━━ Dataset excerpts ━━

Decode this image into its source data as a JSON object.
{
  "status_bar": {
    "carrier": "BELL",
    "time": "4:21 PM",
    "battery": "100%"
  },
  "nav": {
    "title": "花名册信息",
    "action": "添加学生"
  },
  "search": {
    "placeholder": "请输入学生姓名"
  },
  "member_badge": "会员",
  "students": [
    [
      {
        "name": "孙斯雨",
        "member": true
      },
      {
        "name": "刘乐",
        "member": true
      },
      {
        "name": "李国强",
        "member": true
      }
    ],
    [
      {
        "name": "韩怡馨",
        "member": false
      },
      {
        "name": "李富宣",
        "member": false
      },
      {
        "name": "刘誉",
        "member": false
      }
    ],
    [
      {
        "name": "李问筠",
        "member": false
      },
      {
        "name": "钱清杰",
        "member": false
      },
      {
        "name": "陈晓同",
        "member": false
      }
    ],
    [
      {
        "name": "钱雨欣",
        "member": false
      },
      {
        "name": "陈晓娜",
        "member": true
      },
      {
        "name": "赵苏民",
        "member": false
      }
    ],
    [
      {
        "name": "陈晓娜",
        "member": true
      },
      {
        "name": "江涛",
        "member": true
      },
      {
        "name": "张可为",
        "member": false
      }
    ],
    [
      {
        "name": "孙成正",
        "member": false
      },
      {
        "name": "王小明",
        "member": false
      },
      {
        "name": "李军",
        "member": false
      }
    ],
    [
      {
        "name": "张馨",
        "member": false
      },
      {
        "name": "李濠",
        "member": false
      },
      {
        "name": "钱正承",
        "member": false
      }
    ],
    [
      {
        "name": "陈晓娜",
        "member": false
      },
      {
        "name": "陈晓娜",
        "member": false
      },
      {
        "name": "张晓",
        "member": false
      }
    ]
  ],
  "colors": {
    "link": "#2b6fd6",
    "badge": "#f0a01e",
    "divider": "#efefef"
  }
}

━━━

Stated problem: Retype the records in full. Keep every line identical to the original.

Solved problem:
Decode this image into its source data as a JSON object.
{
  "status_bar": {
    "carrier": "BELL",
    "time": "4:21 PM",
    "battery": "100%"
  },
  "nav": {
    "title": "花名册信息",
    "action": "添加学生"
  },
  "search": {
    "placeholder": "请输入学生姓名"
  },
  "member_badge": "会员",
  "students": [
    [
      {
        "name": "孙斯雨",
        "member": true
      },
      {
        "name": "刘乐",
        "member": true
      },
      {
        "name": "李国强",
        "member": true
      }
    ],
    [
      {
        "name": "韩怡馨",
        "member": false
      },
      {
        "name": "李富宣",
        "member": false
      },
      {
        "name": "刘誉",
        "member": false
      }
    ],
    [
      {
        "name": "李问筠",
        "member": false
      },
      {
        "name": "钱清杰",
        "member": false
      },
      {
        "name": "陈晓同",
        "member": false
      }
    ],
    [
      {
        "name": "钱雨欣",
        "member": false
      },
      {
        "name": "陈晓娜",
        "member": true
      },
      {
        "name": "赵苏民",
        "member": false
      }
    ],
    [
      {
        "name": "陈晓娜",
        "member": true
      },
      {
        "name": "江涛",
        "member": true
      },
      {
        "name": "张可为",
        "member": false
      }
    ],
    [
      {
        "name": "孙成正",
        "member": false
      },
      {
        "name": "王小明",
        "member": false
      },
      {
        "name": "李军",
        "member": false
      }
    ],
    [
      {
        "name": "张馨",
        "member": false
      },
      {
        "name": "李濠",
        "member": false
      },
      {
        "name": "钱正承",
        "member": false
      }
    ],
    [
      {
        "name": "陈晓娜",
        "member": false
      },
      {
        "name": "陈晓娜",
        "member": false
      },
      {
        "name": "张晓",
        "member": false
      }
    ]
  ],
  "colors": {
    "link": "#2b6fd6",
    "badge": "#f0a01e",
    "divider": "#efefef"
  }
}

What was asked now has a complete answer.